» **WHAT TO DO**
Return a copy of every line in the data below that contains "JSON".

*** RECORDS TO PROCESS

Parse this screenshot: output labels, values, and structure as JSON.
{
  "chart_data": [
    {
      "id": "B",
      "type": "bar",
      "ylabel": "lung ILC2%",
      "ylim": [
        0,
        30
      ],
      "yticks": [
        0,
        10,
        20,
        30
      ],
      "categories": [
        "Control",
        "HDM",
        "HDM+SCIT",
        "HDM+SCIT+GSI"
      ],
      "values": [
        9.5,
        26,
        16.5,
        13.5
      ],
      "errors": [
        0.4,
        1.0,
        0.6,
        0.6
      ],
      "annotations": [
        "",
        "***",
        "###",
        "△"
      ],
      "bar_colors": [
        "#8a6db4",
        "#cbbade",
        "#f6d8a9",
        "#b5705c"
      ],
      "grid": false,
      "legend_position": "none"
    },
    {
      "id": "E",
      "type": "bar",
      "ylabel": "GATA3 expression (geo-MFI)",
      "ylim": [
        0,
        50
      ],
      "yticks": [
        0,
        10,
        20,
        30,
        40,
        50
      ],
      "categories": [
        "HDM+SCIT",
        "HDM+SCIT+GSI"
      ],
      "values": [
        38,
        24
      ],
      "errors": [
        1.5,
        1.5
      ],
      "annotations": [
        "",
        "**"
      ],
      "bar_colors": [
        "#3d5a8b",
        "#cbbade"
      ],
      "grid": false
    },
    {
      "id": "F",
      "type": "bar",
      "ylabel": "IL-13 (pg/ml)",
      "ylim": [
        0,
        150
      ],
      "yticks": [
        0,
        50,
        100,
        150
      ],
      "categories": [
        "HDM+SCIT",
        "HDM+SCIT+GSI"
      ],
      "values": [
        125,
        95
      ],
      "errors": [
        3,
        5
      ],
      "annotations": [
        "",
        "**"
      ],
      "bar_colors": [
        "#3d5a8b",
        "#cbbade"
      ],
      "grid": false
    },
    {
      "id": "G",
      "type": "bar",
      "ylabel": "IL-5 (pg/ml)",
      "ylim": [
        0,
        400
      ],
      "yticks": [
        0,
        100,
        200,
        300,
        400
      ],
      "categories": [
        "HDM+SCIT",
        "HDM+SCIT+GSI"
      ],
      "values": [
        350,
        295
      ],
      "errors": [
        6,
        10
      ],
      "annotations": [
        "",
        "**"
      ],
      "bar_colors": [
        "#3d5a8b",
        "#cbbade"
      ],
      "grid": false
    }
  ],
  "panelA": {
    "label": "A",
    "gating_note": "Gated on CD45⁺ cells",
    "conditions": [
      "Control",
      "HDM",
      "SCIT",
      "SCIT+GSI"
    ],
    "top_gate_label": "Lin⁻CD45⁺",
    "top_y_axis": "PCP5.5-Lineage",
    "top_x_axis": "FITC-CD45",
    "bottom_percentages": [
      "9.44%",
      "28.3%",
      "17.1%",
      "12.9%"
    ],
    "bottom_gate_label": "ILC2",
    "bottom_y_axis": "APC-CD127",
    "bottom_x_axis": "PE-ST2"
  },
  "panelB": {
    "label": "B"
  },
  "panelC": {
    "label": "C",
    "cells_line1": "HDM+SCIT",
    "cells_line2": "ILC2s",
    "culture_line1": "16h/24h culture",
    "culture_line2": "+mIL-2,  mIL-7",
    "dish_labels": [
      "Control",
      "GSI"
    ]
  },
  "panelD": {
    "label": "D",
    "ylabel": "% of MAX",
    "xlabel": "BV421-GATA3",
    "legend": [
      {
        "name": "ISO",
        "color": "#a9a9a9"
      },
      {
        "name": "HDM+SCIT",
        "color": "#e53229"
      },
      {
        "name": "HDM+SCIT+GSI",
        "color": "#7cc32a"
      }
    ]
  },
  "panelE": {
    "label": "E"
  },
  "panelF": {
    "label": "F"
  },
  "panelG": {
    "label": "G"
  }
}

******
*** RECORDS TO PROCESS

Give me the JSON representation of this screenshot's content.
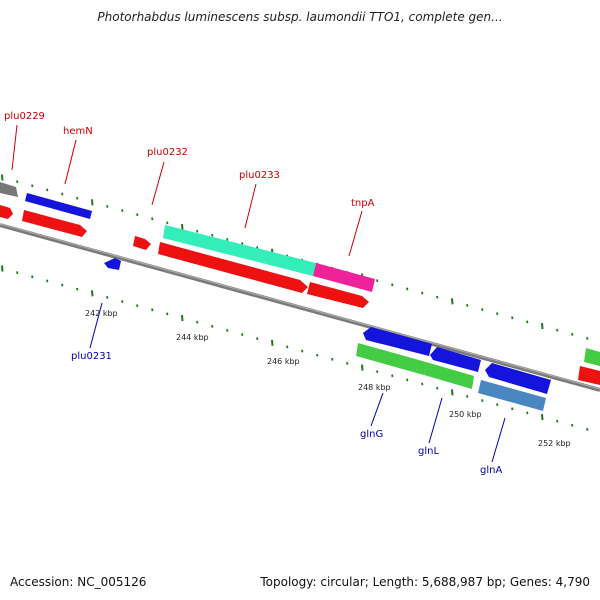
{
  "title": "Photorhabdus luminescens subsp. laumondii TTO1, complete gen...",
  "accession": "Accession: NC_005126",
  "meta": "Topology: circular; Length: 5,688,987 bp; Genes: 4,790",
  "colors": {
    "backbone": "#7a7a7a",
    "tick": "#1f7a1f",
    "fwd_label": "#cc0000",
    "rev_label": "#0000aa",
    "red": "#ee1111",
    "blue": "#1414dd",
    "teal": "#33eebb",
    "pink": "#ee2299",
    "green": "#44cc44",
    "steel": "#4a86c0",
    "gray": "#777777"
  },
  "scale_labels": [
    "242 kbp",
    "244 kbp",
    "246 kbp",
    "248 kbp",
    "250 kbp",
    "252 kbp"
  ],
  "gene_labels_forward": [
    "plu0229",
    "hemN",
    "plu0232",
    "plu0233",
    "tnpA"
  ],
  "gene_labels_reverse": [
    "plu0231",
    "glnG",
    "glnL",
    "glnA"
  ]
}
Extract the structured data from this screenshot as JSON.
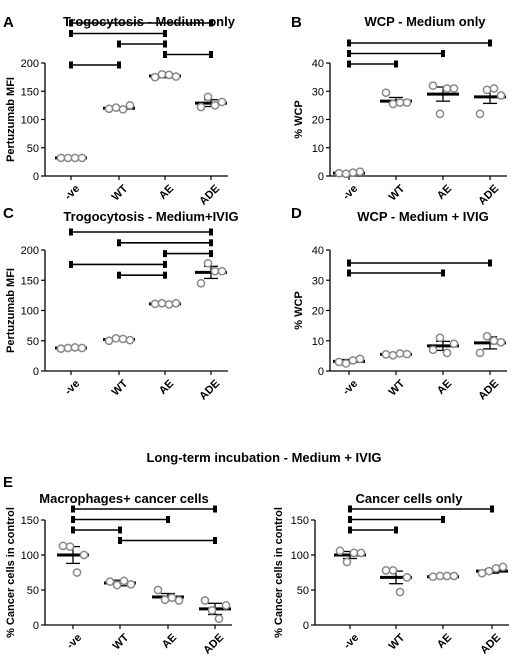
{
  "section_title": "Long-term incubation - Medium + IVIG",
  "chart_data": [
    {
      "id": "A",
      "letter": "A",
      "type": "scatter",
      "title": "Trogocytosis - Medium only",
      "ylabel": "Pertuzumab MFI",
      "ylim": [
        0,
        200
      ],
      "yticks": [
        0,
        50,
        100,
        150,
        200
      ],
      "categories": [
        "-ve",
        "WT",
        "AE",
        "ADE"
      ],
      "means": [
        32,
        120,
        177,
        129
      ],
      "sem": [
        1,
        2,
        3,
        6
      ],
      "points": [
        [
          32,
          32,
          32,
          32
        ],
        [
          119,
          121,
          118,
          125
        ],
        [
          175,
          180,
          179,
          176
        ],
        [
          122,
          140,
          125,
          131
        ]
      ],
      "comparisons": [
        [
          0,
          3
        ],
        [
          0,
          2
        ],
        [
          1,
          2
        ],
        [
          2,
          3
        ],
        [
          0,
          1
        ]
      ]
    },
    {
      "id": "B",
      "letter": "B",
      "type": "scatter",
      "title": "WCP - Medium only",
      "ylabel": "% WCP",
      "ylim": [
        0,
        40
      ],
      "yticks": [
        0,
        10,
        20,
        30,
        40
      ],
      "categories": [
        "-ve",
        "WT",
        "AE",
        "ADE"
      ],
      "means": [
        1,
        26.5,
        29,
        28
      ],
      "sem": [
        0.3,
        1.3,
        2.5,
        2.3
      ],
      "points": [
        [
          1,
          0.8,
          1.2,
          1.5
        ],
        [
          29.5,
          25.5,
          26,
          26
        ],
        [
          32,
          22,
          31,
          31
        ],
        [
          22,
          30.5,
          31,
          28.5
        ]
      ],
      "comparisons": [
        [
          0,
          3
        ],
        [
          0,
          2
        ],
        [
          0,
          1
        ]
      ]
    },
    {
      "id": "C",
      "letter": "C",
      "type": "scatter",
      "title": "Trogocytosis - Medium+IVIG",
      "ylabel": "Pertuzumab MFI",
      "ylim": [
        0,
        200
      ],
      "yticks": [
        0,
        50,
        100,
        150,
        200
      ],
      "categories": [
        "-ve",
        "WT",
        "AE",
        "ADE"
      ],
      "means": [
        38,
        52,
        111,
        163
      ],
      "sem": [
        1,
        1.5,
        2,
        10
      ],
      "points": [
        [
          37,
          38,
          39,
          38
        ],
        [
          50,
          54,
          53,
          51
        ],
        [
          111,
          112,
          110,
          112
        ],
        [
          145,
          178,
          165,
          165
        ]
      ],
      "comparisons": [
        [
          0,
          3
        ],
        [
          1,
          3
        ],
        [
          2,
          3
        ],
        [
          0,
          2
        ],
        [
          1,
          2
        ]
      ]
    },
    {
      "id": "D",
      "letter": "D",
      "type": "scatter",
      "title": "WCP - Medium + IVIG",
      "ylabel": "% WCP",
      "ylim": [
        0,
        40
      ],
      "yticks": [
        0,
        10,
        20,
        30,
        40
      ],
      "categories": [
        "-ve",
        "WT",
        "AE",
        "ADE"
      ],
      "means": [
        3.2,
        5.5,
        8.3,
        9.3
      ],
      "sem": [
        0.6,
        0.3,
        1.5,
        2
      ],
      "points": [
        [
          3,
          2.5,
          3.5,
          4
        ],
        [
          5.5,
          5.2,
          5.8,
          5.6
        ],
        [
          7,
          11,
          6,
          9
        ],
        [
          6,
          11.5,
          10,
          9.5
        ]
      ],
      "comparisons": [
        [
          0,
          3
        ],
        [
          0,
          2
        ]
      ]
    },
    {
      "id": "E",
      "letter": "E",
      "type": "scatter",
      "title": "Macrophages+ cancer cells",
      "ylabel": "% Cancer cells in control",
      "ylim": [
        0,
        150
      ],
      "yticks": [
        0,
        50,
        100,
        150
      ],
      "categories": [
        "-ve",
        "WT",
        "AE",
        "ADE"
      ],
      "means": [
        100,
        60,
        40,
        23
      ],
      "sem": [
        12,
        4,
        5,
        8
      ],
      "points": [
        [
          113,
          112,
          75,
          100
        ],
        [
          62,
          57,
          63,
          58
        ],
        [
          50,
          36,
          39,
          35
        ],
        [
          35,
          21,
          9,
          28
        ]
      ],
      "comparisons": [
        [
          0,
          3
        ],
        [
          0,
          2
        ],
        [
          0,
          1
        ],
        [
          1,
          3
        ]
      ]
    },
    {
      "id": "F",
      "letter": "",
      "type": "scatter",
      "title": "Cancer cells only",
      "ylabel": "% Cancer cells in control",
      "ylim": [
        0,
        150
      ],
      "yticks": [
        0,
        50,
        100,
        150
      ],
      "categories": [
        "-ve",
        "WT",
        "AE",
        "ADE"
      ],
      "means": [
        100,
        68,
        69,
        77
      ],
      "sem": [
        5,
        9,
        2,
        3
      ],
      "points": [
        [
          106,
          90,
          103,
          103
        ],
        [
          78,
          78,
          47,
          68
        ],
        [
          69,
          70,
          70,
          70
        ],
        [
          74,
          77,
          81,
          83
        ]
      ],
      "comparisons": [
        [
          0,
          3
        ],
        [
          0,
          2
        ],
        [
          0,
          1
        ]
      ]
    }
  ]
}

******

» **RESULT FOR THIS EXERCISE**
Parse this screenshot: output labels, values, and structure as JSON.
Give me the JSON representation of this screenshot's content.
Extract the structured data from this screenshot as JSON.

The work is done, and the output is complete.